— Begin ENTRIES PROVIDED —

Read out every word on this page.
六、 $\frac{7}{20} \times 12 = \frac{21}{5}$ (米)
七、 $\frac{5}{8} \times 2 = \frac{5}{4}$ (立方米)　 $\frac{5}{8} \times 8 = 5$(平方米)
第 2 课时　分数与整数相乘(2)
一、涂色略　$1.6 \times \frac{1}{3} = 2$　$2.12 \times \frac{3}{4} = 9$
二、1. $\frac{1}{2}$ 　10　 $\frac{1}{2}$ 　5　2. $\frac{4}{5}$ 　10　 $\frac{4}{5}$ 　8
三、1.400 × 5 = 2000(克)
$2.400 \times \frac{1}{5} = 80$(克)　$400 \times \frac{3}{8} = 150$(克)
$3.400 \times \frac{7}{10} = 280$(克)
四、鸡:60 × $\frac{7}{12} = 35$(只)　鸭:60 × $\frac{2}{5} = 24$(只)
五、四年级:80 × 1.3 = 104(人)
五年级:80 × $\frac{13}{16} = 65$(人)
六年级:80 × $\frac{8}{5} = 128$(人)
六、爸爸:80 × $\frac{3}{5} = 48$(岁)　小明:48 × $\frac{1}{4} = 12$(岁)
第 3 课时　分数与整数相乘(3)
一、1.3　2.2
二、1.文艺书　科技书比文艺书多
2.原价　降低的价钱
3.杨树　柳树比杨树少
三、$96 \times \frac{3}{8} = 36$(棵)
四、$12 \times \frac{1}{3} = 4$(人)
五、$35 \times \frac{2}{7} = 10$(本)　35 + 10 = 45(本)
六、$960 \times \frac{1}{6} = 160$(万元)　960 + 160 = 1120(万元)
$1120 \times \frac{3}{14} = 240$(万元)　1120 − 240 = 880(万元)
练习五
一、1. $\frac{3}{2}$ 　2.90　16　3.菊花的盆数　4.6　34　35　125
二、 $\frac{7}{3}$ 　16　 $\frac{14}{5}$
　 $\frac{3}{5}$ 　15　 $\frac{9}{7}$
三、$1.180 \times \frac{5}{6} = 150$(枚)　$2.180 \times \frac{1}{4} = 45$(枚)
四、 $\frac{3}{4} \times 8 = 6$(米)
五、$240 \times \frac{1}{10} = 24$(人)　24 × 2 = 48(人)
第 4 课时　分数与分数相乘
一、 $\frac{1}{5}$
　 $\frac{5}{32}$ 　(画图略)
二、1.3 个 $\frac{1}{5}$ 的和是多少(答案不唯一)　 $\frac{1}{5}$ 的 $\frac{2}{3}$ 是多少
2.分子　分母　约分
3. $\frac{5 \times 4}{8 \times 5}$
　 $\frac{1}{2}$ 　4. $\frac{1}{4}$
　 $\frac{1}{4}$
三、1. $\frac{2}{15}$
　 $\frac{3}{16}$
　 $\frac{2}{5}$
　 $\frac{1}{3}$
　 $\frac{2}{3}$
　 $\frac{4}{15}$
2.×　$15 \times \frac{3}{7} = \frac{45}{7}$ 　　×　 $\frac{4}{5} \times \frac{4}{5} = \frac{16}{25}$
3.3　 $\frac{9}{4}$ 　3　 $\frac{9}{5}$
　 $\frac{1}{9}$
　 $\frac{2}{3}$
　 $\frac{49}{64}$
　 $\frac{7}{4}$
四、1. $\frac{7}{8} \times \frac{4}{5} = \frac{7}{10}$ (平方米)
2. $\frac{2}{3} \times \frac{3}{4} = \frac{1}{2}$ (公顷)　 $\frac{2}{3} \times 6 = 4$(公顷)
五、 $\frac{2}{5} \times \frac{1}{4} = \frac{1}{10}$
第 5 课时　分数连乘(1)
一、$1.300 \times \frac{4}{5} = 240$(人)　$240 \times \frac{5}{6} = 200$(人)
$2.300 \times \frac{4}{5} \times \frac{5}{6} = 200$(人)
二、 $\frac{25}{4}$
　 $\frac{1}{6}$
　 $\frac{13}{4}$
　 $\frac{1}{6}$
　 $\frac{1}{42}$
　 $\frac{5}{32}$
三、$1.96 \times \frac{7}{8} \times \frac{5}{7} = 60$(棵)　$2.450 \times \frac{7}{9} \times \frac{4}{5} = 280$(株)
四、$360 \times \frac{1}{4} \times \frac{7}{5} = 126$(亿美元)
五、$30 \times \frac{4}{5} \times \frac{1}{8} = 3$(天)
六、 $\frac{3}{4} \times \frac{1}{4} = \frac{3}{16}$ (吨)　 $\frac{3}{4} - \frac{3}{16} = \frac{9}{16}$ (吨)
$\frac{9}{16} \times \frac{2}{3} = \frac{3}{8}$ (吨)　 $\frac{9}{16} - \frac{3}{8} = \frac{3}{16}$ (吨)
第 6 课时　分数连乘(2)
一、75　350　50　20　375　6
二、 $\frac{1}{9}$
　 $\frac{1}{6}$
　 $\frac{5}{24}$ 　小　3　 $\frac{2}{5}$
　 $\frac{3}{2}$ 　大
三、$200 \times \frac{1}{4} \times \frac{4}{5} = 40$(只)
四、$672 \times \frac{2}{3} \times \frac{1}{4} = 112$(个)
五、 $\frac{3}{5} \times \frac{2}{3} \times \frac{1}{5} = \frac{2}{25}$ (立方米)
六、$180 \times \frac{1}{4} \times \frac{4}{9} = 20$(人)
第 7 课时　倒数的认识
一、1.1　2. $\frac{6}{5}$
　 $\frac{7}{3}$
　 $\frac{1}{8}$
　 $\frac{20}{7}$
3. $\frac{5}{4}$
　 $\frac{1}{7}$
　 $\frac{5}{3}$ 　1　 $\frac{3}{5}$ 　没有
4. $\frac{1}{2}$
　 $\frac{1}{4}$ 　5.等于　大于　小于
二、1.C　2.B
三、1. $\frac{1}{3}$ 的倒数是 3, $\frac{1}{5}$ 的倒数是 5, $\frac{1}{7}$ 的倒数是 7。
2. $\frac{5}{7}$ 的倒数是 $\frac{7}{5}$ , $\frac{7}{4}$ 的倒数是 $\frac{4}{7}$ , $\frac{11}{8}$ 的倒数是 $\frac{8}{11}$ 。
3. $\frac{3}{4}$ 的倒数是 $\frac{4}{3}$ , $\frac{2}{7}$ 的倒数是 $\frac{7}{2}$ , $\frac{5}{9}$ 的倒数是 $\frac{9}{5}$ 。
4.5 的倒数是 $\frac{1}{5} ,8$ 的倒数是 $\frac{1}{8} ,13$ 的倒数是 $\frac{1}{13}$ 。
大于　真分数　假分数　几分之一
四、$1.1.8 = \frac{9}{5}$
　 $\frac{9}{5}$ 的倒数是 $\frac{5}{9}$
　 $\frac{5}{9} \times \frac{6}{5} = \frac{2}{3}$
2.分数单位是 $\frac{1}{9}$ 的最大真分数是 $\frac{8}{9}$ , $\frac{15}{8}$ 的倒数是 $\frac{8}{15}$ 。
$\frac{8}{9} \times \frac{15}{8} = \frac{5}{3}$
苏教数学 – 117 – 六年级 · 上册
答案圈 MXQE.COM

— End ENTRIES PROVIDED —

* AIM OF THE EXERCISE *
Go through the material above and copy each line that has the word "的倒数是".

* EXERCISE ANSWER *
三、1. $\frac{1}{3}$ 的倒数是 3, $\frac{1}{5}$ 的倒数是 5, $\frac{1}{7}$ 的倒数是 7。
2. $\frac{5}{7}$ 的倒数是 $\frac{7}{5}$ , $\frac{7}{4}$ 的倒数是 $\frac{4}{7}$ , $\frac{11}{8}$ 的倒数是 $\frac{8}{11}$ 。
3. $\frac{3}{4}$ 的倒数是 $\frac{4}{3}$ , $\frac{2}{7}$ 的倒数是 $\frac{7}{2}$ , $\frac{5}{9}$ 的倒数是 $\frac{9}{5}$ 。
4.5 的倒数是 $\frac{1}{5} ,8$ 的倒数是 $\frac{1}{8} ,13$ 的倒数是 $\frac{1}{13}$ 。
　 $\frac{9}{5}$ 的倒数是 $\frac{5}{9}$
2.分数单位是 $\frac{1}{9}$ 的最大真分数是 $\frac{8}{9}$ , $\frac{15}{8}$ 的倒数是 $\frac{8}{15}$ 。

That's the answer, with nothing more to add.